§ **Records for this task**
►
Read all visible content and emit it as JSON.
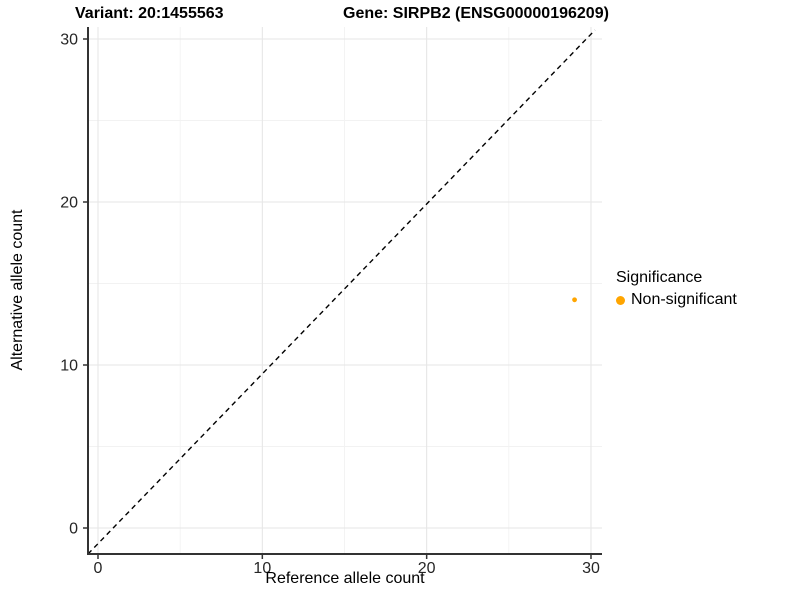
{
  "colors": {
    "background": "#FFFFFF",
    "grid_major": "#E6E6E6",
    "grid_minor": "#F2F2F2",
    "axis_line": "#333333",
    "tick_mark": "#333333",
    "tick_text": "#262626",
    "title_text": "#000000",
    "point": "#FFA500",
    "reference_line": "#000000"
  },
  "chart_data": {
    "type": "scatter",
    "titles": [
      "Variant: 20:1455563",
      "Gene: SIRPB2 (ENSG00000196209)"
    ],
    "xlabel": "Reference allele count",
    "ylabel": "Alternative allele count",
    "xticks": [
      0,
      10,
      20,
      30
    ],
    "yticks": [
      0,
      10,
      20,
      30
    ],
    "xlim": [
      -0.6,
      30.7
    ],
    "ylim": [
      -1.6,
      30.9
    ],
    "grid": "major and minor gridlines, light gray on white panel",
    "reference_line": {
      "equation": "y = x",
      "style": "dashed",
      "color": "#000000"
    },
    "series": [
      {
        "name": "Non-significant",
        "color": "#FFA500",
        "points": [
          {
            "x": 29,
            "y": 14
          }
        ]
      }
    ],
    "legend": {
      "title": "Significance",
      "position": "right",
      "entries": [
        {
          "label": "Non-significant",
          "color": "#FFA500"
        }
      ]
    }
  }
}
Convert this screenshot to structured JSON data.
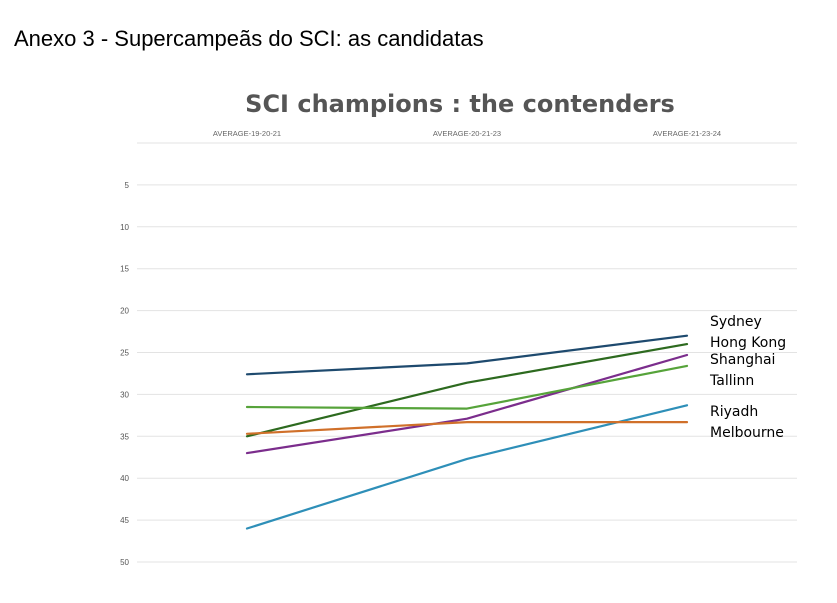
{
  "page": {
    "heading": "Anexo 3 - Supercampeãs do SCI: as candidatas"
  },
  "chart_data": {
    "type": "line",
    "title": "SCI champions : the contenders",
    "categories": [
      "AVERAGE-19-20-21",
      "AVERAGE-20-21-23",
      "AVERAGE-21-23-24"
    ],
    "y_axis": {
      "inverted": true,
      "range": [
        0,
        50
      ],
      "ticks": [
        5,
        10,
        15,
        20,
        25,
        30,
        35,
        40,
        45,
        50
      ]
    },
    "grid": true,
    "legend": "labels at line ends (right)",
    "series": [
      {
        "name": "Sydney",
        "values": [
          27.6,
          26.3,
          23.0
        ],
        "color": "#1e4a6e"
      },
      {
        "name": "Hong Kong",
        "values": [
          35.0,
          28.6,
          24.0
        ],
        "color": "#2d6a1f"
      },
      {
        "name": "Shanghai",
        "values": [
          37.0,
          32.9,
          25.3
        ],
        "color": "#7b2d8c"
      },
      {
        "name": "Tallinn",
        "values": [
          31.5,
          31.7,
          26.6
        ],
        "color": "#56a33a"
      },
      {
        "name": "Riyadh",
        "values": [
          46.0,
          37.7,
          31.3
        ],
        "color": "#2e8fb8"
      },
      {
        "name": "Melbourne",
        "values": [
          34.7,
          33.3,
          33.3
        ],
        "color": "#d0702a"
      }
    ]
  }
}
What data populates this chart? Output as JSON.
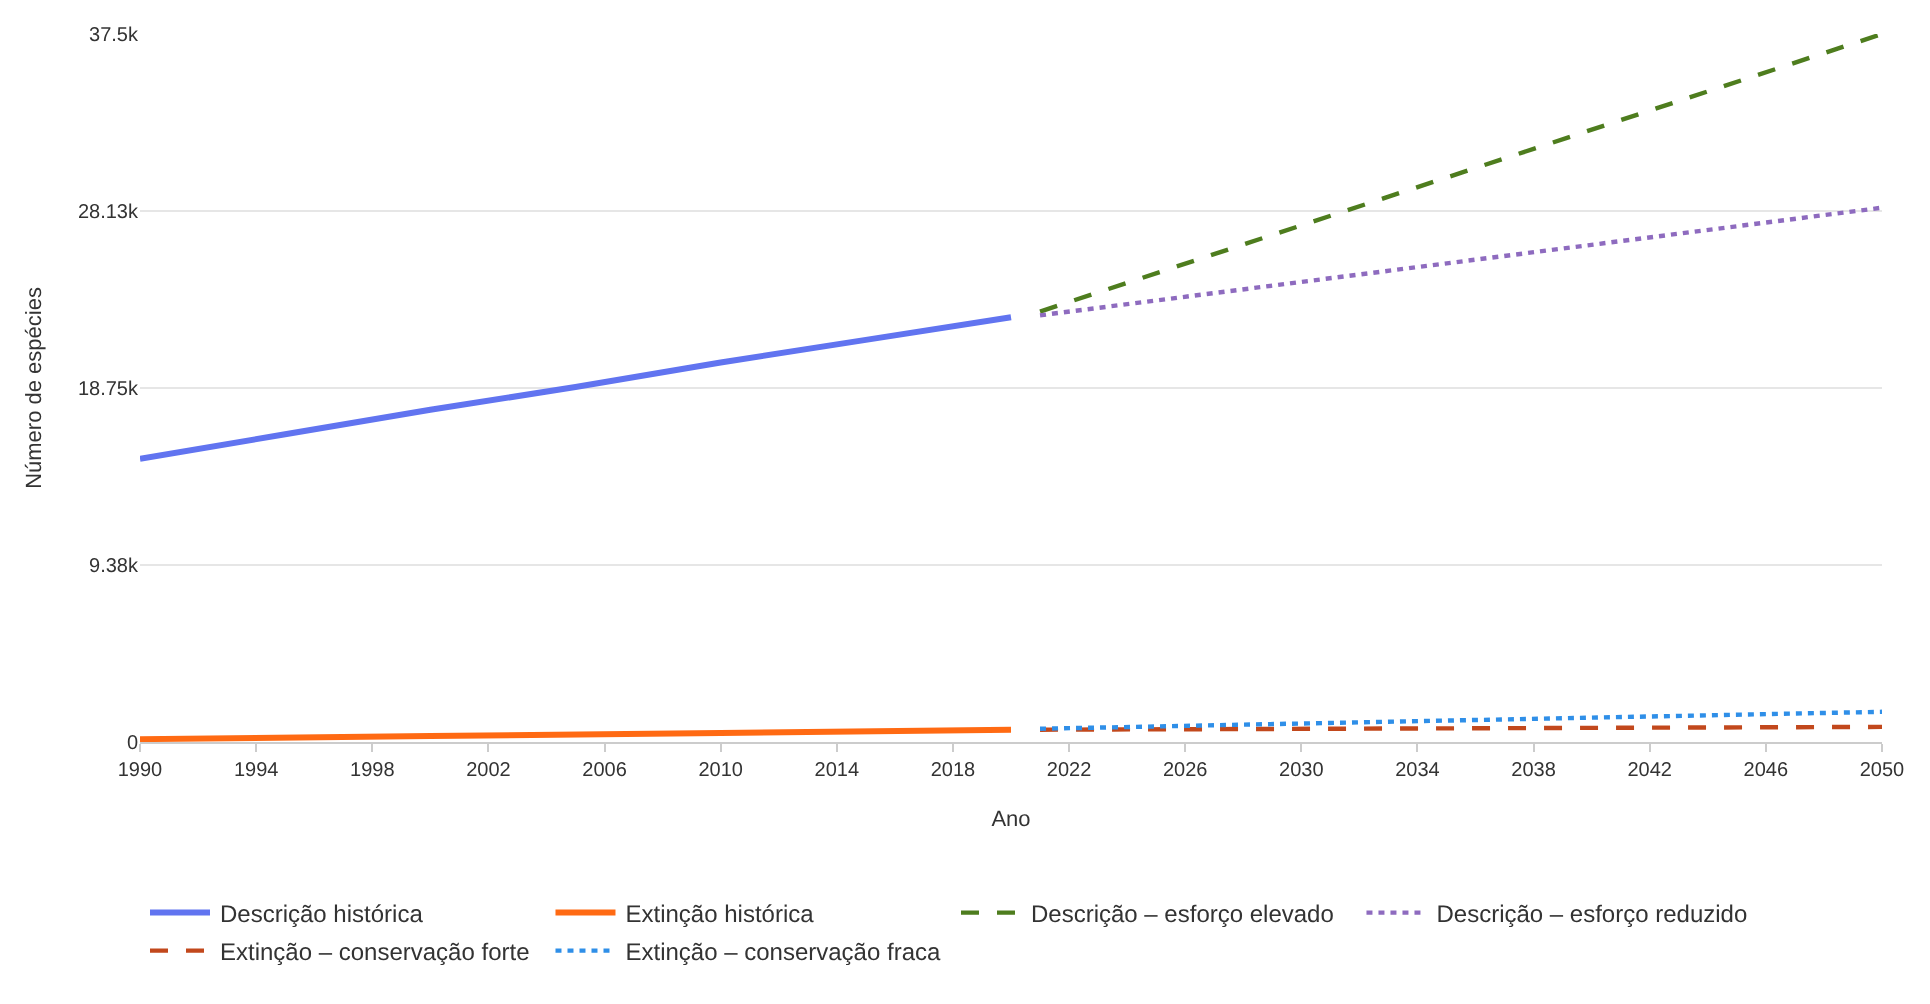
{
  "chart_data": {
    "type": "line",
    "xlabel": "Ano",
    "ylabel": "Número de espécies",
    "xlim": [
      1990,
      2050
    ],
    "xticks": [
      1990,
      1994,
      1998,
      2002,
      2006,
      2010,
      2014,
      2018,
      2022,
      2026,
      2030,
      2034,
      2038,
      2042,
      2046,
      2050
    ],
    "ylim": [
      0,
      37500
    ],
    "yticks": [
      0,
      {
        "value": 9380,
        "label": "9.38k"
      },
      {
        "value": 18750,
        "label": "18.75k"
      },
      {
        "value": 28130,
        "label": "28.13k"
      },
      {
        "value": 37500,
        "label": "37.5k"
      }
    ],
    "grid": "y",
    "legend": "bottom",
    "marker": "none",
    "series": [
      {
        "name": "Descrição histórica",
        "color": "#6174f0",
        "line_style": "solid",
        "x": [
          1990,
          1995,
          2000,
          2005,
          2010,
          2015,
          2020
        ],
        "values": [
          15000,
          16300,
          17600,
          18800,
          20100,
          21300,
          22500
        ]
      },
      {
        "name": "Extinção histórica",
        "color": "#ff6a13",
        "line_style": "solid",
        "x": [
          1990,
          2000,
          2010,
          2020
        ],
        "values": [
          150,
          320,
          480,
          650
        ]
      },
      {
        "name": "Descrição – esforço elevado",
        "color": "#4e7d1e",
        "line_style": "dashed",
        "x": [
          2021,
          2050
        ],
        "values": [
          22800,
          37500
        ]
      },
      {
        "name": "Descrição – esforço reduzido",
        "color": "#8e6bbf",
        "line_style": "dotted",
        "x": [
          2021,
          2050
        ],
        "values": [
          22600,
          28300
        ]
      },
      {
        "name": "Extinção – conservação forte",
        "color": "#c2481c",
        "line_style": "dashed",
        "x": [
          2021,
          2050
        ],
        "values": [
          650,
          800
        ]
      },
      {
        "name": "Extinção – conservação fraca",
        "color": "#2f8fe8",
        "line_style": "dotted",
        "x": [
          2021,
          2050
        ],
        "values": [
          700,
          1600
        ]
      }
    ]
  }
}
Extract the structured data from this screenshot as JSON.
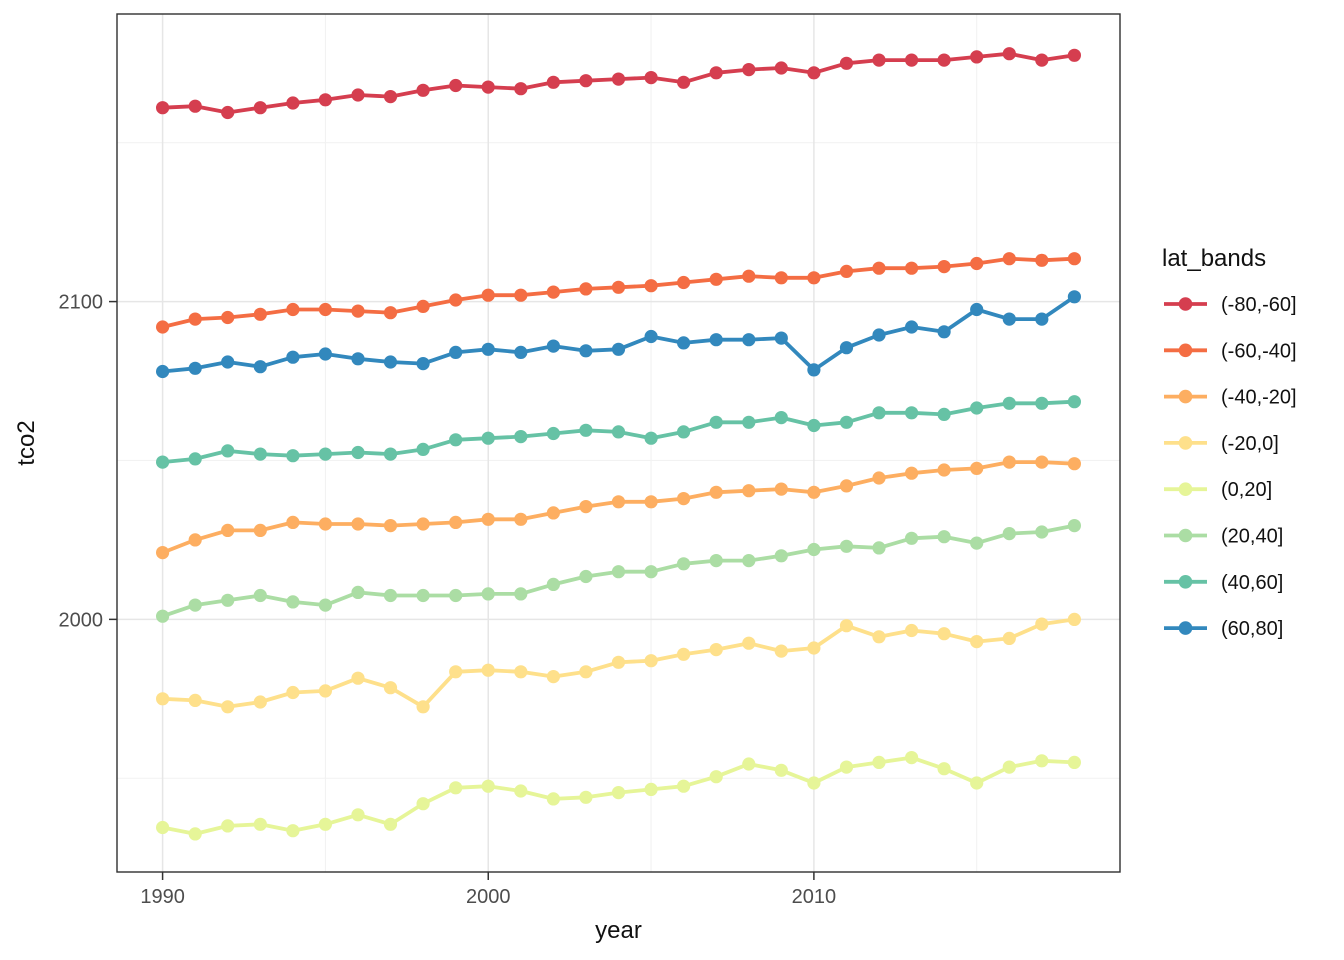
{
  "theme": {
    "background": "#ffffff",
    "panel_background": "#ffffff",
    "panel_border": "#2f2f2f",
    "grid_major": "#e6e6e6",
    "grid_minor": "#f2f2f2",
    "tick_color": "#333333",
    "tick_label_color": "#4d4d4d",
    "title_color": "#111111"
  },
  "chart_data": {
    "type": "line",
    "title": "",
    "xlabel": "year",
    "ylabel": "tco2",
    "legend_title": "lat_bands",
    "legend_position": "right",
    "grid": true,
    "x": [
      1990,
      1991,
      1992,
      1993,
      1994,
      1995,
      1996,
      1997,
      1998,
      1999,
      2000,
      2001,
      2002,
      2003,
      2004,
      2005,
      2006,
      2007,
      2008,
      2009,
      2010,
      2011,
      2012,
      2013,
      2014,
      2015,
      2016,
      2017,
      2018
    ],
    "x_axis": {
      "ticks": [
        1990,
        2000,
        2010
      ],
      "minor_ticks": [
        1995,
        2005,
        2015
      ],
      "range": [
        1988.6,
        2019.4
      ]
    },
    "y_axis": {
      "ticks": [
        2000,
        2100
      ],
      "minor_ticks": [
        1950,
        2050,
        2150
      ],
      "range": [
        1920.5,
        2190.5
      ]
    },
    "series": [
      {
        "name": "(-80,-60]",
        "color": "#d53e4f",
        "values": [
          2161,
          2161.5,
          2159.5,
          2161,
          2162.5,
          2163.5,
          2165,
          2164.5,
          2166.5,
          2168,
          2167.5,
          2167,
          2169,
          2169.5,
          2170,
          2170.5,
          2169,
          2172,
          2173,
          2173.5,
          2172,
          2175,
          2176,
          2176,
          2176,
          2177,
          2178,
          2176,
          2177.5
        ]
      },
      {
        "name": "(-60,-40]",
        "color": "#f46d43",
        "values": [
          2092,
          2094.5,
          2095,
          2096,
          2097.5,
          2097.5,
          2097,
          2096.5,
          2098.5,
          2100.5,
          2102,
          2102,
          2103,
          2104,
          2104.5,
          2105,
          2106,
          2107,
          2108,
          2107.5,
          2107.5,
          2109.5,
          2110.5,
          2110.5,
          2111,
          2112,
          2113.5,
          2113,
          2113.5
        ]
      },
      {
        "name": "(-40,-20]",
        "color": "#fdae61",
        "values": [
          2021,
          2025,
          2028,
          2028,
          2030.5,
          2030,
          2030,
          2029.5,
          2030,
          2030.5,
          2031.5,
          2031.5,
          2033.5,
          2035.5,
          2037,
          2037,
          2038,
          2040,
          2040.5,
          2041,
          2040,
          2042,
          2044.5,
          2046,
          2047,
          2047.5,
          2049.5,
          2049.5,
          2049
        ]
      },
      {
        "name": "(-20,0]",
        "color": "#fee08b",
        "values": [
          1975,
          1974.5,
          1972.5,
          1974,
          1977,
          1977.5,
          1981.5,
          1978.5,
          1972.5,
          1983.5,
          1984,
          1983.5,
          1982,
          1983.5,
          1986.5,
          1987,
          1989,
          1990.5,
          1992.5,
          1990,
          1991,
          1998,
          1994.5,
          1996.5,
          1995.5,
          1993,
          1994,
          1998.5,
          2000
        ]
      },
      {
        "name": "(0,20]",
        "color": "#e6f598",
        "values": [
          1934.5,
          1932.5,
          1935,
          1935.5,
          1933.5,
          1935.5,
          1938.5,
          1935.5,
          1942,
          1947,
          1947.5,
          1946,
          1943.5,
          1944,
          1945.5,
          1946.5,
          1947.5,
          1950.5,
          1954.5,
          1952.5,
          1948.5,
          1953.5,
          1955,
          1956.5,
          1953,
          1948.5,
          1953.5,
          1955.5,
          1955
        ]
      },
      {
        "name": "(20,40]",
        "color": "#abdda4",
        "values": [
          2001,
          2004.5,
          2006,
          2007.5,
          2005.5,
          2004.5,
          2008.5,
          2007.5,
          2007.5,
          2007.5,
          2008,
          2008,
          2011,
          2013.5,
          2015,
          2015,
          2017.5,
          2018.5,
          2018.5,
          2020,
          2022,
          2023,
          2022.5,
          2025.5,
          2026,
          2024,
          2027,
          2027.5,
          2029.5
        ]
      },
      {
        "name": "(40,60]",
        "color": "#66c2a5",
        "values": [
          2049.5,
          2050.5,
          2053,
          2052,
          2051.5,
          2052,
          2052.5,
          2052,
          2053.5,
          2056.5,
          2057,
          2057.5,
          2058.5,
          2059.5,
          2059,
          2057,
          2059,
          2062,
          2062,
          2063.5,
          2061,
          2062,
          2065,
          2065,
          2064.5,
          2066.5,
          2068,
          2068,
          2068.5
        ]
      },
      {
        "name": "(60,80]",
        "color": "#3288bd",
        "values": [
          2078,
          2079,
          2081,
          2079.5,
          2082.5,
          2083.5,
          2082,
          2081,
          2080.5,
          2084,
          2085,
          2084,
          2086,
          2084.5,
          2085,
          2089,
          2087,
          2088,
          2088,
          2088.5,
          2078.5,
          2085.5,
          2089.5,
          2092,
          2090.5,
          2097.5,
          2094.5,
          2094.5,
          2101.5
        ]
      }
    ]
  }
}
◄
§ **Exercise prompt**
Collect the lines of the records that include the string "significant".

§ **Exercise solution**
        "name": "Non-significant",
          "label": "Non-significant",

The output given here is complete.